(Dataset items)
_ _ _ _

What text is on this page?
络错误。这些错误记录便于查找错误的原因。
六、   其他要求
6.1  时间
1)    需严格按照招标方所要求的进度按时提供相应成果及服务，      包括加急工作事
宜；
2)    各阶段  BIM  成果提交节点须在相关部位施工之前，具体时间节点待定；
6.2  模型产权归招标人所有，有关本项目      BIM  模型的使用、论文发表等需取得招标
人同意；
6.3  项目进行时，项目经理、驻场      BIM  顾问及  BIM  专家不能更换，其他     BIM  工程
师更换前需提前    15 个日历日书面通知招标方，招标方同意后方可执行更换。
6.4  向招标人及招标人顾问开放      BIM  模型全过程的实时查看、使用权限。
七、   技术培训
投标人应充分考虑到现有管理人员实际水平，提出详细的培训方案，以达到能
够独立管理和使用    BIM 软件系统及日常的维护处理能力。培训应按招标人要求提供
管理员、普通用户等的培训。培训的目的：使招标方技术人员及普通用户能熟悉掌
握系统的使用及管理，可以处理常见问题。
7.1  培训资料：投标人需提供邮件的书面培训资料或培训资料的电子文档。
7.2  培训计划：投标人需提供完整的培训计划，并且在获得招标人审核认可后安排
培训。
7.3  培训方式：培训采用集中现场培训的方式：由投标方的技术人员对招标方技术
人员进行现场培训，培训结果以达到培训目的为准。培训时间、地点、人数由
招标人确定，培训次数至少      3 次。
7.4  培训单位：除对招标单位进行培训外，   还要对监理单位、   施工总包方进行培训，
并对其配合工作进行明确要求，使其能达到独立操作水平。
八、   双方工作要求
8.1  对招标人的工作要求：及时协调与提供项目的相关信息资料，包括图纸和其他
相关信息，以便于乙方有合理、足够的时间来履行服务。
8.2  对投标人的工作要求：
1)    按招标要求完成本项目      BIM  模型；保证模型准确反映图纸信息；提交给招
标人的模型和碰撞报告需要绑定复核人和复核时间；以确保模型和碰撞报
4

_ _ _ _

Task objective » Extract all of the material exactly as it is written.

Task output »
What text is on this page?
络错误。这些错误记录便于查找错误的原因。
六、   其他要求
6.1  时间
1)    需严格按照招标方所要求的进度按时提供相应成果及服务，      包括加急工作事
宜；
2)    各阶段  BIM  成果提交节点须在相关部位施工之前，具体时间节点待定；
6.2  模型产权归招标人所有，有关本项目      BIM  模型的使用、论文发表等需取得招标
人同意；
6.3  项目进行时，项目经理、驻场      BIM  顾问及  BIM  专家不能更换，其他     BIM  工程
师更换前需提前    15 个日历日书面通知招标方，招标方同意后方可执行更换。
6.4  向招标人及招标人顾问开放      BIM  模型全过程的实时查看、使用权限。
七、   技术培训
投标人应充分考虑到现有管理人员实际水平，提出详细的培训方案，以达到能
够独立管理和使用    BIM 软件系统及日常的维护处理能力。培训应按招标人要求提供
管理员、普通用户等的培训。培训的目的：使招标方技术人员及普通用户能熟悉掌
握系统的使用及管理，可以处理常见问题。
7.1  培训资料：投标人需提供邮件的书面培训资料或培训资料的电子文档。
7.2  培训计划：投标人需提供完整的培训计划，并且在获得招标人审核认可后安排
培训。
7.3  培训方式：培训采用集中现场培训的方式：由投标方的技术人员对招标方技术
人员进行现场培训，培训结果以达到培训目的为准。培训时间、地点、人数由
招标人确定，培训次数至少      3 次。
7.4  培训单位：除对招标单位进行培训外，   还要对监理单位、   施工总包方进行培训，
并对其配合工作进行明确要求，使其能达到独立操作水平。
八、   双方工作要求
8.1  对招标人的工作要求：及时协调与提供项目的相关信息资料，包括图纸和其他
相关信息，以便于乙方有合理、足够的时间来履行服务。
8.2  对投标人的工作要求：
1)    按招标要求完成本项目      BIM  模型；保证模型准确反映图纸信息；提交给招
标人的模型和碰撞报告需要绑定复核人和复核时间；以确保模型和碰撞报
4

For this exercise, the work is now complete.